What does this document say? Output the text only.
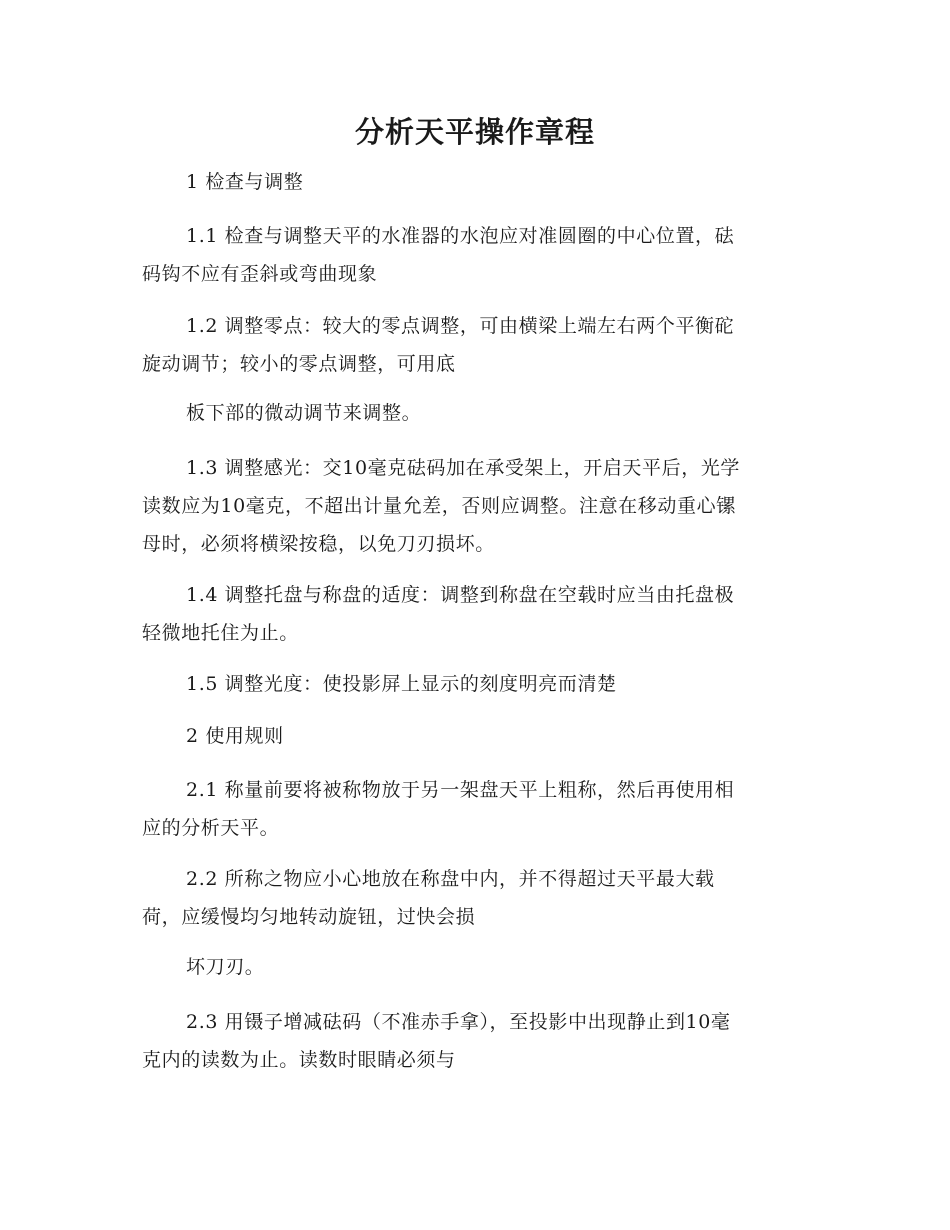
分析天平操作章程

1 检查与调整

1.1 检查与调整天平的水准器的水泡应对准圆圈的中心位置，砝
码钩不应有歪斜或弯曲现象

1.2 调整零点：较大的零点调整，可由横梁上端左右两个平衡砣
旋动调节；较小的零点调整，可用底

板下部的微动调节来调整。

1.3 调整感光：交10毫克砝码加在承受架上，开启天平后，光学
读数应为10毫克，不超出计量允差，否则应调整。注意在移动重心镙
母时，必须将横梁按稳，以免刀刃损坏。

1.4 调整托盘与称盘的适度：调整到称盘在空载时应当由托盘极
轻微地托住为止。

1.5 调整光度：使投影屏上显示的刻度明亮而清楚

2 使用规则

2.1 称量前要将被称物放于另一架盘天平上粗称，然后再使用相
应的分析天平。

2.2 所称之物应小心地放在称盘中内，并不得超过天平最大载
荷，应缓慢均匀地转动旋钮，过快会损

坏刀刃。

2.3 用镊子增减砝码（不准赤手拿），至投影中出现静止到10毫
克内的读数为止。读数时眼睛必须与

*PROBLEM TO SOLVE:*
Skip every picture and transcribe the data above exactly.

*ANSWER TO THIS EXERCISE:*
What does this document say? Output the text only.
分析天平操作章程

1 检查与调整

1.1 检查与调整天平的水准器的水泡应对准圆圈的中心位置，砝
码钩不应有歪斜或弯曲现象

1.2 调整零点：较大的零点调整，可由横梁上端左右两个平衡砣
旋动调节；较小的零点调整，可用底

板下部的微动调节来调整。

1.3 调整感光：交10毫克砝码加在承受架上，开启天平后，光学
读数应为10毫克，不超出计量允差，否则应调整。注意在移动重心镙
母时，必须将横梁按稳，以免刀刃损坏。

1.4 调整托盘与称盘的适度：调整到称盘在空载时应当由托盘极
轻微地托住为止。

1.5 调整光度：使投影屏上显示的刻度明亮而清楚

2 使用规则

2.1 称量前要将被称物放于另一架盘天平上粗称，然后再使用相
应的分析天平。

2.2 所称之物应小心地放在称盘中内，并不得超过天平最大载
荷，应缓慢均匀地转动旋钮，过快会损

坏刀刃。

2.3 用镊子增减砝码（不准赤手拿），至投影中出现静止到10毫
克内的读数为止。读数时眼睛必须与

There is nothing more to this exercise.